Saved entries:
══════════
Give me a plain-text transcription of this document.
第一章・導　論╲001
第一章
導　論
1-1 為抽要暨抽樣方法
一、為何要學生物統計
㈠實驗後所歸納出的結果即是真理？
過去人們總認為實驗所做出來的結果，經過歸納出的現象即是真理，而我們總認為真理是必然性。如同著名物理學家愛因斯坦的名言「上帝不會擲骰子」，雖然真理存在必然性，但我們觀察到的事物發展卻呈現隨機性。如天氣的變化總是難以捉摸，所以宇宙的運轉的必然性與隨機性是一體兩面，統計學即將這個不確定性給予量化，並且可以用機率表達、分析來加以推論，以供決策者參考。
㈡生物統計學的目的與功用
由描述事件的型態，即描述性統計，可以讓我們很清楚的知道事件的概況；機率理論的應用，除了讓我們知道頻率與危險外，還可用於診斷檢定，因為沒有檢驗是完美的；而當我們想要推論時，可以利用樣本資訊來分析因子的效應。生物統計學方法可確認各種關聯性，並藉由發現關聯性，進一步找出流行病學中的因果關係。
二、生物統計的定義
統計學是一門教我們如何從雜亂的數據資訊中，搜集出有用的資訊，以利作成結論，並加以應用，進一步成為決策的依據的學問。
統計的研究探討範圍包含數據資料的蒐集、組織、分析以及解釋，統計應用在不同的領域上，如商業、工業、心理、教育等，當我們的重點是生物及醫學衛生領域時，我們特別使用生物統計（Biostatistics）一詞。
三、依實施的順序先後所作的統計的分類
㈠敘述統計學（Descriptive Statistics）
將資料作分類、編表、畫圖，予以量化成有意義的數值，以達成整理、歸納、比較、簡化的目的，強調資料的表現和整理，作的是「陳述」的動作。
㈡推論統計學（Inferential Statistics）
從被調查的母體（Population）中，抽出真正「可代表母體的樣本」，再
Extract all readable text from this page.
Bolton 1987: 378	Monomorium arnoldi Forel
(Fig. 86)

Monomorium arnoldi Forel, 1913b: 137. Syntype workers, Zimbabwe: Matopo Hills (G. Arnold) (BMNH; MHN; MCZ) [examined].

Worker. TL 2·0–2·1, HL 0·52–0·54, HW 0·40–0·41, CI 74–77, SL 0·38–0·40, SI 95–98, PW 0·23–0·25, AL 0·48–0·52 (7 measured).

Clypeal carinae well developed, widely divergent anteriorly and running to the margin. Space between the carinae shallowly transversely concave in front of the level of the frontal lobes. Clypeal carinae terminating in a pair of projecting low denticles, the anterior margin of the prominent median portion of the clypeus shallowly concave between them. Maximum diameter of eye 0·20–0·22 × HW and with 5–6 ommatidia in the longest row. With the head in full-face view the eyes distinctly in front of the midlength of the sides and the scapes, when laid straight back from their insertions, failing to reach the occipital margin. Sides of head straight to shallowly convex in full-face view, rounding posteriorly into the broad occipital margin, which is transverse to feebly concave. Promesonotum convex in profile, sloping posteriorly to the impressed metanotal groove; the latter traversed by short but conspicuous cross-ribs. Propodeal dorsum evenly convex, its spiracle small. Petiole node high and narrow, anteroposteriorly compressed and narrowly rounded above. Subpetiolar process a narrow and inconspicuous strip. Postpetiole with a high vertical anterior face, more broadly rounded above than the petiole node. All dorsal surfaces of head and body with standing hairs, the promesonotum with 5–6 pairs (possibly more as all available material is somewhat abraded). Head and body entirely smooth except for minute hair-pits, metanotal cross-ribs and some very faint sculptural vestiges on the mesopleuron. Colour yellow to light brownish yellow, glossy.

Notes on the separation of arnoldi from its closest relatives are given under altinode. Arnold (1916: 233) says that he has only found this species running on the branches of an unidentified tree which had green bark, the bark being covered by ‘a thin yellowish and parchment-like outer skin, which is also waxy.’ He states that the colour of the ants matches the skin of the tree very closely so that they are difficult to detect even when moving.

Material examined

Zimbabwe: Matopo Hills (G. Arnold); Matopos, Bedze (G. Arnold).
══════════
__What the exercise asks__:
Set down all of the data above, word for word.

__Result of the task__:
Give me a plain-text transcription of this document.
第一章・導　論╲001
第一章
導　論
1-1 為抽要暨抽樣方法
一、為何要學生物統計
㈠實驗後所歸納出的結果即是真理？
過去人們總認為實驗所做出來的結果，經過歸納出的現象即是真理，而我們總認為真理是必然性。如同著名物理學家愛因斯坦的名言「上帝不會擲骰子」，雖然真理存在必然性，但我們觀察到的事物發展卻呈現隨機性。如天氣的變化總是難以捉摸，所以宇宙的運轉的必然性與隨機性是一體兩面，統計學即將這個不確定性給予量化，並且可以用機率表達、分析來加以推論，以供決策者參考。
㈡生物統計學的目的與功用
由描述事件的型態，即描述性統計，可以讓我們很清楚的知道事件的概況；機率理論的應用，除了讓我們知道頻率與危險外，還可用於診斷檢定，因為沒有檢驗是完美的；而當我們想要推論時，可以利用樣本資訊來分析因子的效應。生物統計學方法可確認各種關聯性，並藉由發現關聯性，進一步找出流行病學中的因果關係。
二、生物統計的定義
統計學是一門教我們如何從雜亂的數據資訊中，搜集出有用的資訊，以利作成結論，並加以應用，進一步成為決策的依據的學問。
統計的研究探討範圍包含數據資料的蒐集、組織、分析以及解釋，統計應用在不同的領域上，如商業、工業、心理、教育等，當我們的重點是生物及醫學衛生領域時，我們特別使用生物統計（Biostatistics）一詞。
三、依實施的順序先後所作的統計的分類
㈠敘述統計學（Descriptive Statistics）
將資料作分類、編表、畫圖，予以量化成有意義的數值，以達成整理、歸納、比較、簡化的目的，強調資料的表現和整理，作的是「陳述」的動作。
㈡推論統計學（Inferential Statistics）
從被調查的母體（Population）中，抽出真正「可代表母體的樣本」，再
Extract all readable text from this page.
Bolton 1987: 378	Monomorium arnoldi Forel
(Fig. 86)

Monomorium arnoldi Forel, 1913b: 137. Syntype workers, Zimbabwe: Matopo Hills (G. Arnold) (BMNH; MHN; MCZ) [examined].

Worker. TL 2·0–2·1, HL 0·52–0·54, HW 0·40–0·41, CI 74–77, SL 0·38–0·40, SI 95–98, PW 0·23–0·25, AL 0·48–0·52 (7 measured).

Clypeal carinae well developed, widely divergent anteriorly and running to the margin. Space between the carinae shallowly transversely concave in front of the level of the frontal lobes. Clypeal carinae terminating in a pair of projecting low denticles, the anterior margin of the prominent median portion of the clypeus shallowly concave between them. Maximum diameter of eye 0·20–0·22 × HW and with 5–6 ommatidia in the longest row. With the head in full-face view the eyes distinctly in front of the midlength of the sides and the scapes, when laid straight back from their insertions, failing to reach the occipital margin. Sides of head straight to shallowly convex in full-face view, rounding posteriorly into the broad occipital margin, which is transverse to feebly concave. Promesonotum convex in profile, sloping posteriorly to the impressed metanotal groove; the latter traversed by short but conspicuous cross-ribs. Propodeal dorsum evenly convex, its spiracle small. Petiole node high and narrow, anteroposteriorly compressed and narrowly rounded above. Subpetiolar process a narrow and inconspicuous strip. Postpetiole with a high vertical anterior face, more broadly rounded above than the petiole node. All dorsal surfaces of head and body with standing hairs, the promesonotum with 5–6 pairs (possibly more as all available material is somewhat abraded). Head and body entirely smooth except for minute hair-pits, metanotal cross-ribs and some very faint sculptural vestiges on the mesopleuron. Colour yellow to light brownish yellow, glossy.

Notes on the separation of arnoldi from its closest relatives are given under altinode. Arnold (1916: 233) says that he has only found this species running on the branches of an unidentified tree which had green bark, the bark being covered by ‘a thin yellowish and parchment-like outer skin, which is also waxy.’ He states that the colour of the ants matches the skin of the tree very closely so that they are difficult to detect even when moving.

Material examined

Zimbabwe: Matopo Hills (G. Arnold); Matopos, Bedze (G. Arnold).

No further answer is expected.